## Start

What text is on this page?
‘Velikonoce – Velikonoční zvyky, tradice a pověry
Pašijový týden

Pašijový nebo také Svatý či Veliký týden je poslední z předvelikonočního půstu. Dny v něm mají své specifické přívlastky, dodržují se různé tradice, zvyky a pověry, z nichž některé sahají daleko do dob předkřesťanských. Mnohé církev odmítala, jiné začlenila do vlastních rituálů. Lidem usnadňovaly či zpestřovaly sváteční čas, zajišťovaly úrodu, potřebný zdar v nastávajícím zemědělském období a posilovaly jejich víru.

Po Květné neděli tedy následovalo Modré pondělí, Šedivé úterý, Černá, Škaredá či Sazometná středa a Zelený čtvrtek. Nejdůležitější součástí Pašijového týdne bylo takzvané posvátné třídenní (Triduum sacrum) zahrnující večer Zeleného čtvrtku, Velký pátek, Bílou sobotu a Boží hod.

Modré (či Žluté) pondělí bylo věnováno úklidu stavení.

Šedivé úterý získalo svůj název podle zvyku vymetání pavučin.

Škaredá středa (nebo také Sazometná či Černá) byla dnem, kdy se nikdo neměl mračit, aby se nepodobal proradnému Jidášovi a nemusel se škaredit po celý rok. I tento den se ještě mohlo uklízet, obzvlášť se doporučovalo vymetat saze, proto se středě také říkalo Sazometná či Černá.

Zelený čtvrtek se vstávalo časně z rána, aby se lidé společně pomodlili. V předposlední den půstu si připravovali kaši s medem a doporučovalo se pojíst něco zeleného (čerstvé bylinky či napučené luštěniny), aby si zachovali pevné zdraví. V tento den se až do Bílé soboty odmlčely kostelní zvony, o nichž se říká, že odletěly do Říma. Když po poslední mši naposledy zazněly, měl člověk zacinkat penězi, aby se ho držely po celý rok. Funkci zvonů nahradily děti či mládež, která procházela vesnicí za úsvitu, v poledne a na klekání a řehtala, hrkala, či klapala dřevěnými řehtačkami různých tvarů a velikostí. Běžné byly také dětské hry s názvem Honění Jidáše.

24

## End

**TO DO:**
Output the full listing without altering anything.

**PROBLEM SOLUTION:**
What text is on this page?
‘Velikonoce – Velikonoční zvyky, tradice a pověry
Pašijový týden

Pašijový nebo také Svatý či Veliký týden je poslední z předvelikonočního půstu. Dny v něm mají své specifické přívlastky, dodržují se různé tradice, zvyky a pověry, z nichž některé sahají daleko do dob předkřesťanských. Mnohé církev odmítala, jiné začlenila do vlastních rituálů. Lidem usnadňovaly či zpestřovaly sváteční čas, zajišťovaly úrodu, potřebný zdar v nastávajícím zemědělském období a posilovaly jejich víru.

Po Květné neděli tedy následovalo Modré pondělí, Šedivé úterý, Černá, Škaredá či Sazometná středa a Zelený čtvrtek. Nejdůležitější součástí Pašijového týdne bylo takzvané posvátné třídenní (Triduum sacrum) zahrnující večer Zeleného čtvrtku, Velký pátek, Bílou sobotu a Boží hod.

Modré (či Žluté) pondělí bylo věnováno úklidu stavení.

Šedivé úterý získalo svůj název podle zvyku vymetání pavučin.

Škaredá středa (nebo také Sazometná či Černá) byla dnem, kdy se nikdo neměl mračit, aby se nepodobal proradnému Jidášovi a nemusel se škaredit po celý rok. I tento den se ještě mohlo uklízet, obzvlášť se doporučovalo vymetat saze, proto se středě také říkalo Sazometná či Černá.

Zelený čtvrtek se vstávalo časně z rána, aby se lidé společně pomodlili. V předposlední den půstu si připravovali kaši s medem a doporučovalo se pojíst něco zeleného (čerstvé bylinky či napučené luštěniny), aby si zachovali pevné zdraví. V tento den se až do Bílé soboty odmlčely kostelní zvony, o nichž se říká, že odletěly do Říma. Když po poslední mši naposledy zazněly, měl člověk zacinkat penězi, aby se ho držely po celý rok. Funkci zvonů nahradily děti či mládež, která procházela vesnicí za úsvitu, v poledne a na klekání a řehtala, hrkala, či klapala dřevěnými řehtačkami různých tvarů a velikostí. Běžné byly také dětské hry s názvem Honění Jidáše.

24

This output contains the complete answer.